What the exercise asks> Return all lines in the material below that contain "Team".

* start The input *

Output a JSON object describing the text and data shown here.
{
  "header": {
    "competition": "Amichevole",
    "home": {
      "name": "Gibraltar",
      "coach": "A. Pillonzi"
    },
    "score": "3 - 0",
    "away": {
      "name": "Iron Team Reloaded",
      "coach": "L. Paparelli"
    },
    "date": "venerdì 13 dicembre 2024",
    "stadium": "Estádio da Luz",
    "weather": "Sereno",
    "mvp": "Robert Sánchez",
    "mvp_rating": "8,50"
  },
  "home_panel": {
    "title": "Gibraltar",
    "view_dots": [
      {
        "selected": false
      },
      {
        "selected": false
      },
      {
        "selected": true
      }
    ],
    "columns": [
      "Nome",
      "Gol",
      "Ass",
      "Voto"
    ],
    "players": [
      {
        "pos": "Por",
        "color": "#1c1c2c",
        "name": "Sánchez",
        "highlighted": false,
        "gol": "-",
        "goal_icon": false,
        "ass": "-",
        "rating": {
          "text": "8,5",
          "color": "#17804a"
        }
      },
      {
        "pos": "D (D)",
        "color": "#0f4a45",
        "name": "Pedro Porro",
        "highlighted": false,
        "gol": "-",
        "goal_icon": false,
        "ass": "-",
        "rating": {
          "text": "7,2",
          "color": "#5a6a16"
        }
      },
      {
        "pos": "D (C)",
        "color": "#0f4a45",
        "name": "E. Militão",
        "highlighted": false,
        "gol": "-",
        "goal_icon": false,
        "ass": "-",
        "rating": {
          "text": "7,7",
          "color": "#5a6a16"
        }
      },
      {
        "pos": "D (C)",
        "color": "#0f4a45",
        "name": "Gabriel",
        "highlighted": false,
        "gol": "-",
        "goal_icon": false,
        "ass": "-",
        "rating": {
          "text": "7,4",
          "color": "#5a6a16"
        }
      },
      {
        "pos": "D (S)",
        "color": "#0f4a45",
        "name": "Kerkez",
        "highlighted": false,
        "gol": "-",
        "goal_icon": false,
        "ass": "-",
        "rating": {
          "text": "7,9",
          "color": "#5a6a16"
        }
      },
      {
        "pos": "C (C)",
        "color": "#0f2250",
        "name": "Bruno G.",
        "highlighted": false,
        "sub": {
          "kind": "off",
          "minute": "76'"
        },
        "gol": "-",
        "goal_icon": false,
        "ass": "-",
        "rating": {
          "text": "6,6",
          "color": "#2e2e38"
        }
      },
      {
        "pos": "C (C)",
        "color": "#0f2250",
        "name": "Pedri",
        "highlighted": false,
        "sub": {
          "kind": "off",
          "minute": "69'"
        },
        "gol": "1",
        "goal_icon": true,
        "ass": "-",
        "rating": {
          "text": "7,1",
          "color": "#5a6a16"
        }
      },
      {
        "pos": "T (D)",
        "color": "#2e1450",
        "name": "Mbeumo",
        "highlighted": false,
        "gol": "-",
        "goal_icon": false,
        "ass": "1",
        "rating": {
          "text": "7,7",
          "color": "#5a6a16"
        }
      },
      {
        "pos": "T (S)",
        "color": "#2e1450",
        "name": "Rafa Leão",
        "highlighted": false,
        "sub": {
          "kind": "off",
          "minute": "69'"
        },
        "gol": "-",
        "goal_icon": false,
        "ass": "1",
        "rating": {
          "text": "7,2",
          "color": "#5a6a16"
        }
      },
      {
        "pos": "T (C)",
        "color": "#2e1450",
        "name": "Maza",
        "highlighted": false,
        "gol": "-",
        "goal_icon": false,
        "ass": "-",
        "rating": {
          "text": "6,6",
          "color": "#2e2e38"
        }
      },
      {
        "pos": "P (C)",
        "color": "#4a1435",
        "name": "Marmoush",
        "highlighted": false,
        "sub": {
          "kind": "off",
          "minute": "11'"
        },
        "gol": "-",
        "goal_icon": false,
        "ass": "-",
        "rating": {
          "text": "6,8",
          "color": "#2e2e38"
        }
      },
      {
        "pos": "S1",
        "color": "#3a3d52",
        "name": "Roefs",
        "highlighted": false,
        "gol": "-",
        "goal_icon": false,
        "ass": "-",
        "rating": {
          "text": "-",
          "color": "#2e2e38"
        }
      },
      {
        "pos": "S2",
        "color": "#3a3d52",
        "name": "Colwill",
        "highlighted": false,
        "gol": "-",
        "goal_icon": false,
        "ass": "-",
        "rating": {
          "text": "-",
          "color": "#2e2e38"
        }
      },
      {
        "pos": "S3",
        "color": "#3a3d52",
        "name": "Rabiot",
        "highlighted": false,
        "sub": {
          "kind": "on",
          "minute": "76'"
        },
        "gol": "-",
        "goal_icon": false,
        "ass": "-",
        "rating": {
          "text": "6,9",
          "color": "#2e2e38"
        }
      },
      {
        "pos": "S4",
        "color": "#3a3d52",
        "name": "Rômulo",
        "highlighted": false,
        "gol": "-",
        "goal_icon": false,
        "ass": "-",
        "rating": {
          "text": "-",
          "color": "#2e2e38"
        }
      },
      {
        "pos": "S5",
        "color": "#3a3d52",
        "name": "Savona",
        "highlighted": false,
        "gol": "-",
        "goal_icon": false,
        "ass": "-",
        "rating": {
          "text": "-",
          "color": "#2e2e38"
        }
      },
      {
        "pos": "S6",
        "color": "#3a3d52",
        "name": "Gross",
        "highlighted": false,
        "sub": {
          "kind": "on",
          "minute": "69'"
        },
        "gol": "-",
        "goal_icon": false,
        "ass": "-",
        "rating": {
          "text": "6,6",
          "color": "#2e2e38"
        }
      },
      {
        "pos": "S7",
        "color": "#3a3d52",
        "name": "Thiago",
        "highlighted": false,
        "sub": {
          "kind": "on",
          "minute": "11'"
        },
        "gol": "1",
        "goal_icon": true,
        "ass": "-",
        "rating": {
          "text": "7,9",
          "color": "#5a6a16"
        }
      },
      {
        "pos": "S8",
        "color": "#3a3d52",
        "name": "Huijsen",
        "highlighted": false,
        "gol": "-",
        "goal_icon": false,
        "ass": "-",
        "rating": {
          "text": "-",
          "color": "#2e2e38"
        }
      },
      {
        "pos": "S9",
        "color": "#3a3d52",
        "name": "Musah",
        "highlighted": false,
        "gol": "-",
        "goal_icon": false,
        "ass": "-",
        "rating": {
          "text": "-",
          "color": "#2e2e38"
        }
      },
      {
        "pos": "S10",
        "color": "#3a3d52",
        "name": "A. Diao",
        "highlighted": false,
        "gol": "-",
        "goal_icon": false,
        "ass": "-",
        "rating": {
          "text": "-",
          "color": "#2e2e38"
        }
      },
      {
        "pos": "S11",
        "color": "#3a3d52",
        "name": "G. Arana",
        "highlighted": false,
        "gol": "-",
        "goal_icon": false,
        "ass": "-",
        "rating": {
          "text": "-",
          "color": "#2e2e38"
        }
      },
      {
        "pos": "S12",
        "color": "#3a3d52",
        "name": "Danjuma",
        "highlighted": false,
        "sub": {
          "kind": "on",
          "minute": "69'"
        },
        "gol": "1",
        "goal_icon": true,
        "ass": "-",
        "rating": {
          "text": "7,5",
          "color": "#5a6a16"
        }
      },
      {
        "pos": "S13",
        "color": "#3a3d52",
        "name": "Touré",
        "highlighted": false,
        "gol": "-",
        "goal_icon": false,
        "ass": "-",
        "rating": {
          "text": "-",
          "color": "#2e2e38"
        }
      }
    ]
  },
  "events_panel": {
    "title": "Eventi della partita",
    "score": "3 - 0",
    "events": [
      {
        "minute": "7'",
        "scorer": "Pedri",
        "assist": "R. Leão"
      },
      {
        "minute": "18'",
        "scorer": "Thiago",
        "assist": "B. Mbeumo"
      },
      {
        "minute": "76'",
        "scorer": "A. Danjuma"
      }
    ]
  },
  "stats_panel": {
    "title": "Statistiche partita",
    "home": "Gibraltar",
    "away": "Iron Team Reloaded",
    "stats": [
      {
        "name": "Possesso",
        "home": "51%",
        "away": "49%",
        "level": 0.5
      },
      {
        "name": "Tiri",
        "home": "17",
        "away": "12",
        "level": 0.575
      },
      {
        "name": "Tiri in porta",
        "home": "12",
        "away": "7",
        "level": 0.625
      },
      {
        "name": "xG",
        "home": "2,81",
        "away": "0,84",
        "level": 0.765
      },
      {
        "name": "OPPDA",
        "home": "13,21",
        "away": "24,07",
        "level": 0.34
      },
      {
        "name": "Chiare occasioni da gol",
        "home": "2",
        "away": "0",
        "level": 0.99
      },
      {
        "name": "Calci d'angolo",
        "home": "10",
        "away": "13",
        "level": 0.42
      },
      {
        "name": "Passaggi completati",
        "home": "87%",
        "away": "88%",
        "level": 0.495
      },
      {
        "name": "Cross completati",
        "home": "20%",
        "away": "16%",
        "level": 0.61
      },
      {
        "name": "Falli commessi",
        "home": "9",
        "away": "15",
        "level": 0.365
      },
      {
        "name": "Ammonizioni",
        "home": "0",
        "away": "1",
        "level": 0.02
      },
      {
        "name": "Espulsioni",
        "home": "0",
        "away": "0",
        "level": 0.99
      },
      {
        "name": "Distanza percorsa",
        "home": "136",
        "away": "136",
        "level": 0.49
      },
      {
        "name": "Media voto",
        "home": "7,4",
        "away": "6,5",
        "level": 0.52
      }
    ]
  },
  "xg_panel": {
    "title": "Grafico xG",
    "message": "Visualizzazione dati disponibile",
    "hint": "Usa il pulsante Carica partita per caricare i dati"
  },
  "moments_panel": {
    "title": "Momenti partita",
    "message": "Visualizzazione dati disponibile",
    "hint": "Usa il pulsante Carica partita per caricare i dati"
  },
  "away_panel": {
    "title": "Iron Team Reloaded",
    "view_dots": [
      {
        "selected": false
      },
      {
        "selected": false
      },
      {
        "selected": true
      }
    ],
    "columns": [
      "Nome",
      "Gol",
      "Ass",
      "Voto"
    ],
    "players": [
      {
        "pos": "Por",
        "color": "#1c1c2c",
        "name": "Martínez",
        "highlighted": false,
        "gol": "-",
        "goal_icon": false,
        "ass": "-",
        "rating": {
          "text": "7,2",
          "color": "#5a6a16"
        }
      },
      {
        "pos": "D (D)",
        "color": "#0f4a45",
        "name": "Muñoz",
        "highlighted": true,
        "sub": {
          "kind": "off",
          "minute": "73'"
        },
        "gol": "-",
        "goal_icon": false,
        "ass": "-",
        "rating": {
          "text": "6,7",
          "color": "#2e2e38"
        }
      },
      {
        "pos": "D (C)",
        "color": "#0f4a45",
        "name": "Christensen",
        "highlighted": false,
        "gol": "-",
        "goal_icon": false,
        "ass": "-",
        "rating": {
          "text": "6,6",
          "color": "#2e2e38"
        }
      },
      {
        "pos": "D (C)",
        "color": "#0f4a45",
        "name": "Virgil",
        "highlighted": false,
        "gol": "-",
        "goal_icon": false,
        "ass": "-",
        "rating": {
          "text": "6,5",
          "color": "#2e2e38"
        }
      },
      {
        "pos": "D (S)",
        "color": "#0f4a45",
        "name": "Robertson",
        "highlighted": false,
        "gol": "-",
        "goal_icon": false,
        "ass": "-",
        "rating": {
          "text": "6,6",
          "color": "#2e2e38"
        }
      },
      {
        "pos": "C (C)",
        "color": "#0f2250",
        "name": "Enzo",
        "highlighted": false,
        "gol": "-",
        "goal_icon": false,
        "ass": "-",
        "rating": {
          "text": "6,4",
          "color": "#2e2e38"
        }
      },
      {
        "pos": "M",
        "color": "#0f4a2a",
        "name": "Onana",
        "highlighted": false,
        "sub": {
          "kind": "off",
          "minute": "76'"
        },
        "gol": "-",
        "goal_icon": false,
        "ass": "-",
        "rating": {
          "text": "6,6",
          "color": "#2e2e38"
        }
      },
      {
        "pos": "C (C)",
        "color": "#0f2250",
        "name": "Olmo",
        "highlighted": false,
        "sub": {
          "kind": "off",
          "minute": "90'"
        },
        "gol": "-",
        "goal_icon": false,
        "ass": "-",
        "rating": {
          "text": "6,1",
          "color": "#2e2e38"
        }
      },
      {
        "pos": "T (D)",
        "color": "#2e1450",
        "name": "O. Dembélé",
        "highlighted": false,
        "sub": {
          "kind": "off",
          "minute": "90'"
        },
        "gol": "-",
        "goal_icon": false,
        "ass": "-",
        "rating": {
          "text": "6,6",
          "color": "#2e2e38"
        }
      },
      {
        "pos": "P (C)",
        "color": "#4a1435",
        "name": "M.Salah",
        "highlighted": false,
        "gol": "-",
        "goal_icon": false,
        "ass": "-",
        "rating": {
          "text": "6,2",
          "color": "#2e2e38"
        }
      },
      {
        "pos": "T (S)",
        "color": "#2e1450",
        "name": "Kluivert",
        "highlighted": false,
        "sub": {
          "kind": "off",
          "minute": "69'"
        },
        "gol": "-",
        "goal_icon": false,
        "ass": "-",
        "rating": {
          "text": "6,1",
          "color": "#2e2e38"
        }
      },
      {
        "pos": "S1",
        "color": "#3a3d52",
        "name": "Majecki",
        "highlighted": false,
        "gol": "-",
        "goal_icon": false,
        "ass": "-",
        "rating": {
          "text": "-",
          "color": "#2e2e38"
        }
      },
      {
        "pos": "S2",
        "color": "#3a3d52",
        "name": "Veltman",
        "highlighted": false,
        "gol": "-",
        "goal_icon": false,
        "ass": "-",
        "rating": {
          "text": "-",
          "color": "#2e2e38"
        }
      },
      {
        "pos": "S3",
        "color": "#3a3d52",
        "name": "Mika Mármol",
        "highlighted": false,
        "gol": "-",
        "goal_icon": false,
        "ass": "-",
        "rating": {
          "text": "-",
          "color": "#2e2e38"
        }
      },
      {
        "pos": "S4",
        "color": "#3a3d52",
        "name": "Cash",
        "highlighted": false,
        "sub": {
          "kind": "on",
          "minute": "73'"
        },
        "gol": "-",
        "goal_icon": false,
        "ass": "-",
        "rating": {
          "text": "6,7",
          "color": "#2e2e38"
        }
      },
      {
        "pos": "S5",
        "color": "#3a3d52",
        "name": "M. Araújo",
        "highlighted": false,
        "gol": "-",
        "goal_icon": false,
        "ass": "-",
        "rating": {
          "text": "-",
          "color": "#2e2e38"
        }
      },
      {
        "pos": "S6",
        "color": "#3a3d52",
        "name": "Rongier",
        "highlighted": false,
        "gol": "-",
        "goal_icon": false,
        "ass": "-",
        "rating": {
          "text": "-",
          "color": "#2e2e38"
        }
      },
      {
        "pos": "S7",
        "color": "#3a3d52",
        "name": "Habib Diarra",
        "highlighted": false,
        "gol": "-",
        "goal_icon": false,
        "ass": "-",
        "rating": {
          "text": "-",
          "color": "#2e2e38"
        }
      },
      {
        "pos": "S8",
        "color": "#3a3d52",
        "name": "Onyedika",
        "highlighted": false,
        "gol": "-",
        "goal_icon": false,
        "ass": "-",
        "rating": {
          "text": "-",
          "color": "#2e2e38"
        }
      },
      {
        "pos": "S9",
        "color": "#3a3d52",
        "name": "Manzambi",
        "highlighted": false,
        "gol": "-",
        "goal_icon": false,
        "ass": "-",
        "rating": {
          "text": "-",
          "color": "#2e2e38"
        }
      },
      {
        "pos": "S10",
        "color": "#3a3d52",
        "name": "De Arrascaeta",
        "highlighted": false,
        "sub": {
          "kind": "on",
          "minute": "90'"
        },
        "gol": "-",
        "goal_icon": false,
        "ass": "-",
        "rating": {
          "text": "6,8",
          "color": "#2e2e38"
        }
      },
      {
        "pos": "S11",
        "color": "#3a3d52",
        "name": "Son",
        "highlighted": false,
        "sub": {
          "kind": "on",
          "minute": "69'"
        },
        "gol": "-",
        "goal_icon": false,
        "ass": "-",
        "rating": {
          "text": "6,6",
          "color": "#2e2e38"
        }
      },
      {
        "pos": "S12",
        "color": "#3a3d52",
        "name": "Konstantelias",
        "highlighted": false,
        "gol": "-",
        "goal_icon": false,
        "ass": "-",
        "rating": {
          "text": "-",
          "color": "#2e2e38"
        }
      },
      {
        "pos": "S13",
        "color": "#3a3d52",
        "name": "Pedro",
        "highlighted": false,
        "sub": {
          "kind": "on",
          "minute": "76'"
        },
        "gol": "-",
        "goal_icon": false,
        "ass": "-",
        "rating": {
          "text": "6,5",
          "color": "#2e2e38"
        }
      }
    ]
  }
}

* end The input *

Exercise solution>
      "name": "Iron Team Reloaded",
    "away": "Iron Team Reloaded",
    "title": "Iron Team Reloaded",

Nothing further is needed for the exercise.